Search the listing below for the word "concave" and copy each line that holds it.
--- START Source material ---
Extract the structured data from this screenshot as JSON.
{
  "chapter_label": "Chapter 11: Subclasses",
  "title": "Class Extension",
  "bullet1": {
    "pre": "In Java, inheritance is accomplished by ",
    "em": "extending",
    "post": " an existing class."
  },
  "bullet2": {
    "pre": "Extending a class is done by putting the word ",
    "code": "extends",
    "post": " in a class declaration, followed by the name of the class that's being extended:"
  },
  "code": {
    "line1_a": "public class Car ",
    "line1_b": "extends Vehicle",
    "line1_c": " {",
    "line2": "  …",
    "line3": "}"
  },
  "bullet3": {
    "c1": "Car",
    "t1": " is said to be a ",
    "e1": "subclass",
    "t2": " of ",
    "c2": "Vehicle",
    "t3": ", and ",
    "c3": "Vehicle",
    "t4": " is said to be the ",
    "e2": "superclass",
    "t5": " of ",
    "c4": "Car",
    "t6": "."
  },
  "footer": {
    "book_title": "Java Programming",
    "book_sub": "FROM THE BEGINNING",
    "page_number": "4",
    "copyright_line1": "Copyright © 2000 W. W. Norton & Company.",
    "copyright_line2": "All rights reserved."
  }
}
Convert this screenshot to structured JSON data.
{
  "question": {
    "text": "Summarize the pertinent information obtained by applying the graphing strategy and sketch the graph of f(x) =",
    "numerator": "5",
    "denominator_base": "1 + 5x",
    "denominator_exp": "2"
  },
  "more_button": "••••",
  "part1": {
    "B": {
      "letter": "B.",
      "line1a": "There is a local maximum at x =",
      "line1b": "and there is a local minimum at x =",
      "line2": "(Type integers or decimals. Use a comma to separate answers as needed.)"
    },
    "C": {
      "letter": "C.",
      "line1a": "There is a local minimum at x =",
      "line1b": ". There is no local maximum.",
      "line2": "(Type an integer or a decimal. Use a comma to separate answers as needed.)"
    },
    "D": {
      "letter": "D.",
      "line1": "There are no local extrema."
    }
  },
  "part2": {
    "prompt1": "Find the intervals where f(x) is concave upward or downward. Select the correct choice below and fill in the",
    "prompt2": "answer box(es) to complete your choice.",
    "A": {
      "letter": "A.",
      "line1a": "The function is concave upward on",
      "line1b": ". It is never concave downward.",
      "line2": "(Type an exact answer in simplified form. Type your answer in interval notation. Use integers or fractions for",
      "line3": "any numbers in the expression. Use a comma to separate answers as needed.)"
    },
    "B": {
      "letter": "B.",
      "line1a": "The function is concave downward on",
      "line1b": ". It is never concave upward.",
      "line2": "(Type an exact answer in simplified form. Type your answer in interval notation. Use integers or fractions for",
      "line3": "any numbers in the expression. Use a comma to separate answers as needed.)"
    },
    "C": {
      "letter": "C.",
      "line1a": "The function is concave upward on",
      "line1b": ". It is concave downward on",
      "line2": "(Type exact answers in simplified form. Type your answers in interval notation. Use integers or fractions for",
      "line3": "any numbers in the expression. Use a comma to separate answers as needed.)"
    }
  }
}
--- END Source material ---
The result
    "prompt1": "Find the intervals where f(x) is concave upward or downward. Select the correct choice below and fill in the",
      "line1a": "The function is concave upward on",
      "line1b": ". It is never concave downward.",
      "line1a": "The function is concave downward on",
      "line1b": ". It is never concave upward.",
      "line1a": "The function is concave upward on",
      "line1b": ". It is concave downward on",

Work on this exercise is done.